What the exercise asks
Select each line where the word "безопасности" appears.

Saved entries
━━━━━━━━━━━━━━━━━━━━

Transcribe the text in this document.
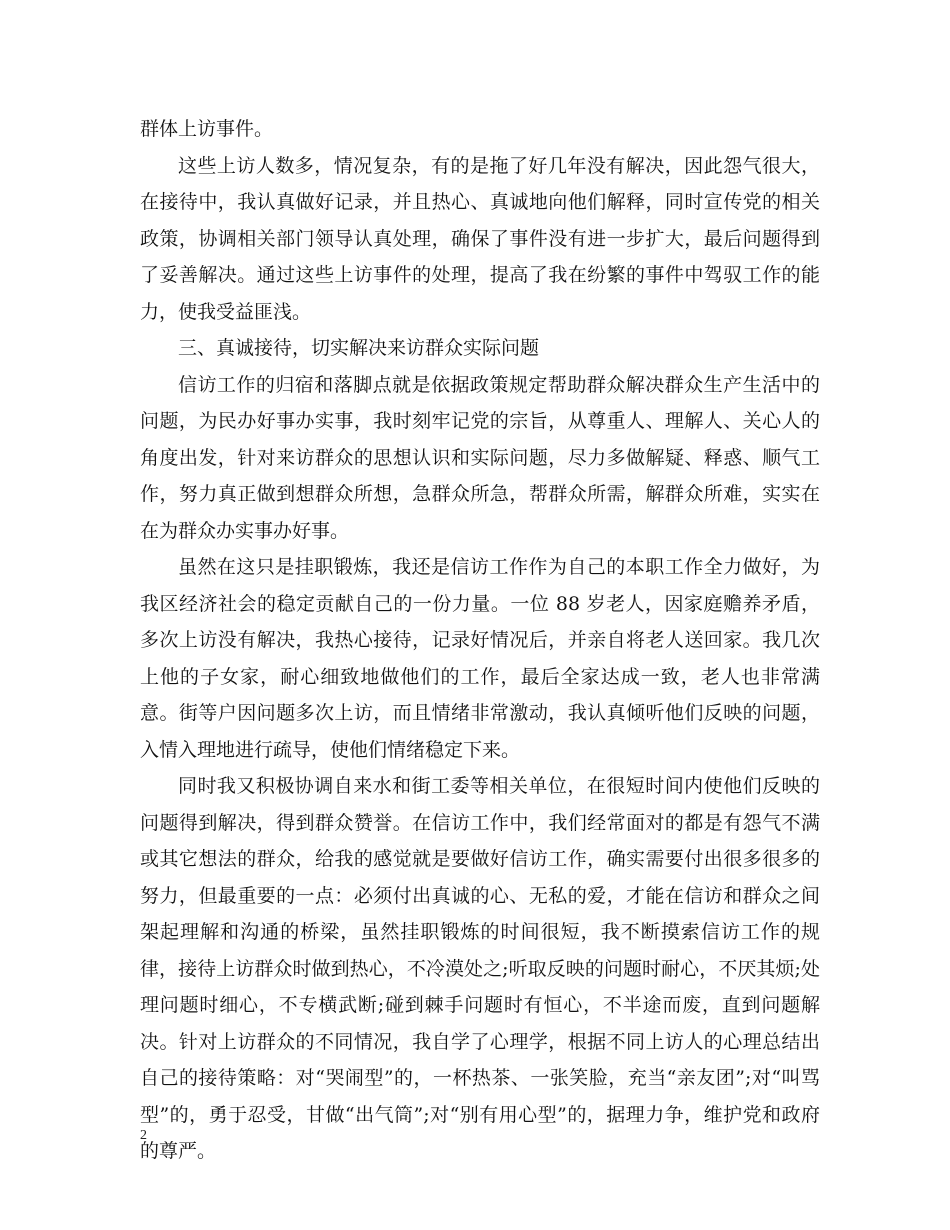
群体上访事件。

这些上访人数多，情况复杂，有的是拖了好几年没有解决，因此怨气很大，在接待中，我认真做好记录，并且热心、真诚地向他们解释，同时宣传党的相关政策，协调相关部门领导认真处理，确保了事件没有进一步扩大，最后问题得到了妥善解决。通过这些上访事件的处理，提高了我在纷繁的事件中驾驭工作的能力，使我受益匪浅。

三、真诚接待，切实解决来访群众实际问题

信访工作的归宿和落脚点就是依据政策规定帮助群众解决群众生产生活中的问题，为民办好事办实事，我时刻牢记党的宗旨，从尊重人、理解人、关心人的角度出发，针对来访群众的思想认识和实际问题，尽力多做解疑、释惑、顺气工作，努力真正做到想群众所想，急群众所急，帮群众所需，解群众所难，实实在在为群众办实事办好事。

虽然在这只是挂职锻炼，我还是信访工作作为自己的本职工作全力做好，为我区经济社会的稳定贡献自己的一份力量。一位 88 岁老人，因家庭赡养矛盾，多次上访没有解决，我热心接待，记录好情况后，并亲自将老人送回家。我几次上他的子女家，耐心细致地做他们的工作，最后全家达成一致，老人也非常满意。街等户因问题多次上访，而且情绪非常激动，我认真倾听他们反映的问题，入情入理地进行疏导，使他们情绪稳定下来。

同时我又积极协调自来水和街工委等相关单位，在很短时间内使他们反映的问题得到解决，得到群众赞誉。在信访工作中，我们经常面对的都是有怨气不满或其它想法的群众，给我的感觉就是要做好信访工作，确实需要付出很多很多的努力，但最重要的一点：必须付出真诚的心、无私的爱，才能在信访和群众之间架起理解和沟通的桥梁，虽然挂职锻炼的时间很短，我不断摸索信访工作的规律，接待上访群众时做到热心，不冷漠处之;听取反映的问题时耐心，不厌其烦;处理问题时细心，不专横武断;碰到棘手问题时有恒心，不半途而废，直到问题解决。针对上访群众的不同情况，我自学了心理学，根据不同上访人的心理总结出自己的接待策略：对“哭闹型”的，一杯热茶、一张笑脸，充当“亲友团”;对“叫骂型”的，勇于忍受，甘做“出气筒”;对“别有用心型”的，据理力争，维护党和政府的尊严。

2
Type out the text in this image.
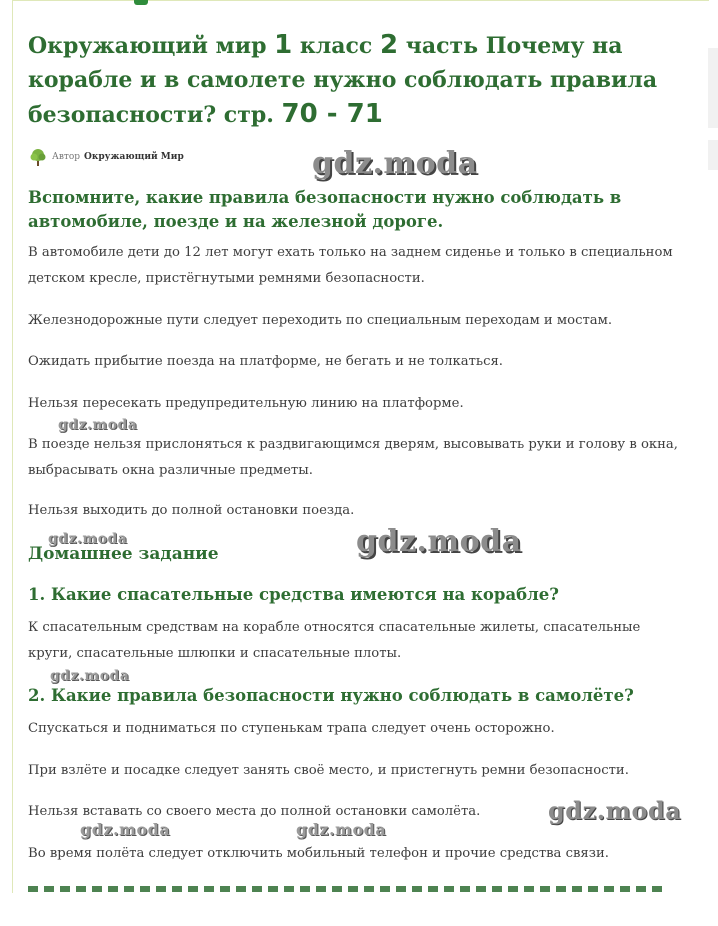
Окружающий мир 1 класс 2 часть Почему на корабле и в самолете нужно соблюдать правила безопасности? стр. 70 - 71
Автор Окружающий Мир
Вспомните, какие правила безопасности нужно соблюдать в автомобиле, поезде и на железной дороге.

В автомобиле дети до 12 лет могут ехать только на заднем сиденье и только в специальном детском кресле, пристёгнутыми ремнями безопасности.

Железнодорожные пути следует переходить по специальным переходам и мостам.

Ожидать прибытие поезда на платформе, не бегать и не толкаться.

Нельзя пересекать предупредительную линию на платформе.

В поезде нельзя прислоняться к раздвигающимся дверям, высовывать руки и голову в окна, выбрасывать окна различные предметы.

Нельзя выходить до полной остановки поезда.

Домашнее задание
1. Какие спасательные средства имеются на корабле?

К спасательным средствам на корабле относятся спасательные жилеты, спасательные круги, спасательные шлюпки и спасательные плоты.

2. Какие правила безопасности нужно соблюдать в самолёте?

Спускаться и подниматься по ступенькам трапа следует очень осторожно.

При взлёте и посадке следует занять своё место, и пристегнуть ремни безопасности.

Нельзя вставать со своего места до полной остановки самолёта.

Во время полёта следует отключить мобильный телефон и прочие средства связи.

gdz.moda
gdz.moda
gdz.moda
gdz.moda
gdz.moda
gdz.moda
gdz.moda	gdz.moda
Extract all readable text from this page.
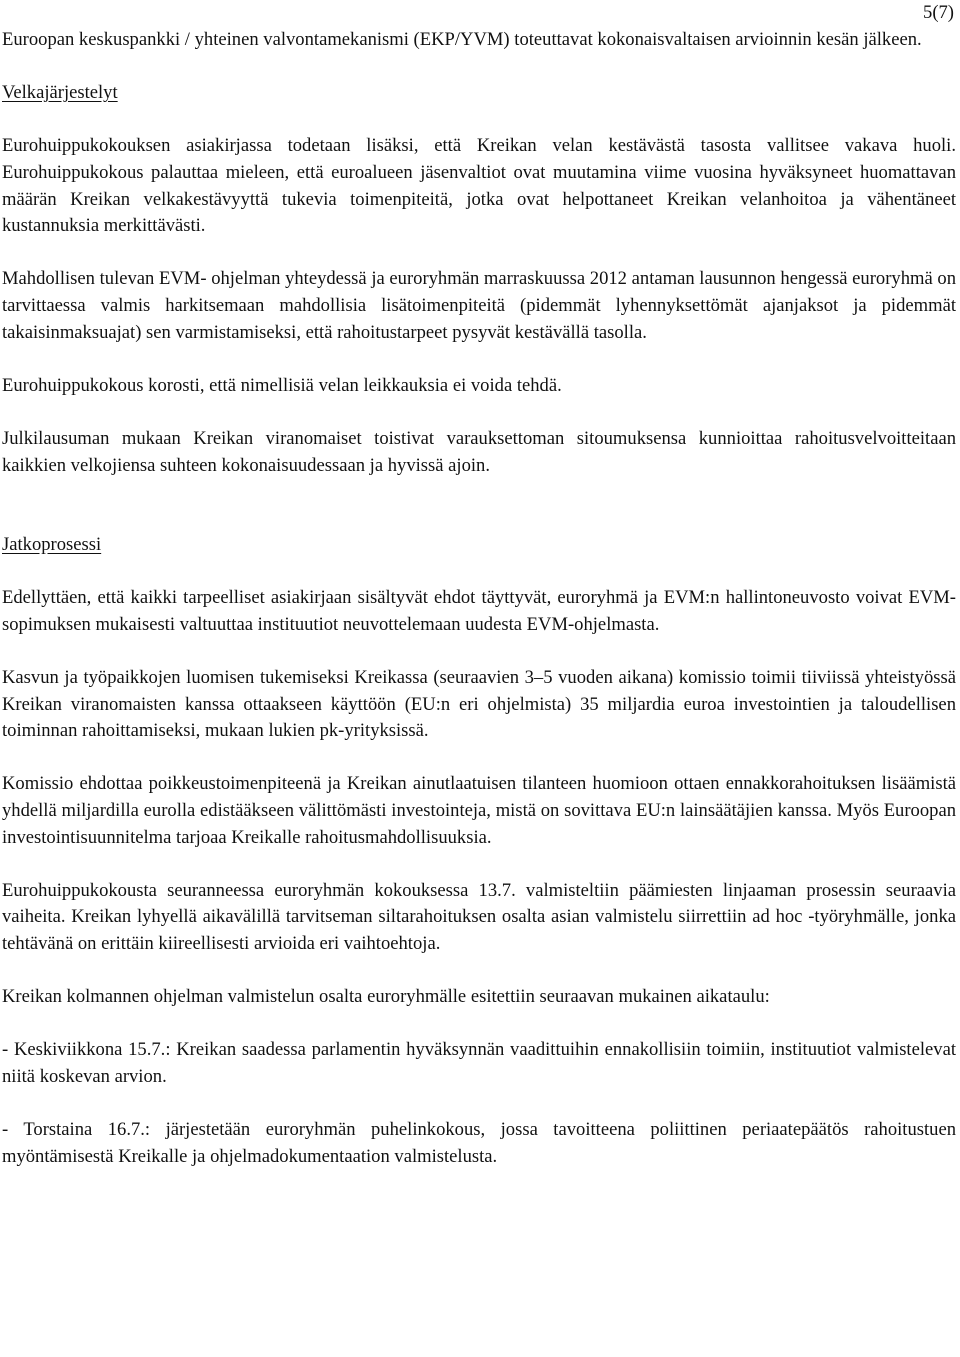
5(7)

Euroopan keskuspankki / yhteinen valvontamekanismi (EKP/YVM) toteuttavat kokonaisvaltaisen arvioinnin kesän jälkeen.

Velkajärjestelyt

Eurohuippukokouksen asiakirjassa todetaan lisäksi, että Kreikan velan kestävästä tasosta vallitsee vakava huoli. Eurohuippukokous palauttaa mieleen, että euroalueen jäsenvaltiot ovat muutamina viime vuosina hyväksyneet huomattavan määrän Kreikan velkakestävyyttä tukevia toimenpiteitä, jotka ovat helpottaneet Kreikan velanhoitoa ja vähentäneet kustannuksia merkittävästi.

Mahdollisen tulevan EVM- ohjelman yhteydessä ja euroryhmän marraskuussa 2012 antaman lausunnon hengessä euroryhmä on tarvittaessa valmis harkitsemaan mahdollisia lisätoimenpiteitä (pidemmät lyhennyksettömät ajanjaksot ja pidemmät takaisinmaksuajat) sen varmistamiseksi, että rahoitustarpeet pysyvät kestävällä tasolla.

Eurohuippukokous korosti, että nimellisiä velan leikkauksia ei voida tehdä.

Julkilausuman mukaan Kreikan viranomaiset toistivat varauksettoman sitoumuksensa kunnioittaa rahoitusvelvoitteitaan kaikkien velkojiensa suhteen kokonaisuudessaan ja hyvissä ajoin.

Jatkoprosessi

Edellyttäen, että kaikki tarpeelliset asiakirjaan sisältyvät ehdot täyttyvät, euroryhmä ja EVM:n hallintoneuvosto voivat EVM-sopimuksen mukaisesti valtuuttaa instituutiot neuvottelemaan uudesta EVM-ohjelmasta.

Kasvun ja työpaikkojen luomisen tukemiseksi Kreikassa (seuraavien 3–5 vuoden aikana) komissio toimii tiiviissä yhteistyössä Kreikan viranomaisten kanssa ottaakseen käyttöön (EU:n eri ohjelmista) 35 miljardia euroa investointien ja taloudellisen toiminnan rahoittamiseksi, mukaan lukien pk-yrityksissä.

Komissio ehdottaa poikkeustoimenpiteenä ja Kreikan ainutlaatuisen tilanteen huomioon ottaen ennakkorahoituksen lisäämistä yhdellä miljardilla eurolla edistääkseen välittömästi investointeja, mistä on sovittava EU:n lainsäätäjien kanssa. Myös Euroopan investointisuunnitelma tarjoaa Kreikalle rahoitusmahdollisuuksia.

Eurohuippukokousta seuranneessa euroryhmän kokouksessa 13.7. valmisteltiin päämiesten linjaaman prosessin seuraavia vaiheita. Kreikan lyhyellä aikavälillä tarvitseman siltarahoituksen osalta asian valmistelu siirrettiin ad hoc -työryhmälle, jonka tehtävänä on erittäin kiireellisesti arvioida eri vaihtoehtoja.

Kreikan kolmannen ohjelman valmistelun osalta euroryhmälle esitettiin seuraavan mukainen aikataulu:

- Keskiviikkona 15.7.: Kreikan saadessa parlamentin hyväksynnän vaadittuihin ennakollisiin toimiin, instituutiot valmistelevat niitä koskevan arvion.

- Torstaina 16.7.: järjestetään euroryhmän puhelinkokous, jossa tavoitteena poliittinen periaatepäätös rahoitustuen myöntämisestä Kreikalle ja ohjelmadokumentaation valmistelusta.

━━━━━━━━━━━━━━━━━━━━

Solution for this task
Окружающий мир 1 класс 2 часть Почему на корабле и в самолете нужно соблюдать правила безопасности? стр. 70 - 71
Вспомните, какие правила безопасности нужно соблюдать в автомобиле, поезде и на железной дороге.
В автомобиле дети до 12 лет могут ехать только на заднем сиденье и только в специальном детском кресле, пристёгнутыми ремнями безопасности.
2. Какие правила безопасности нужно соблюдать в самолёте?
При взлёте и посадке следует занять своё место, и пристегнуть ремни безопасности.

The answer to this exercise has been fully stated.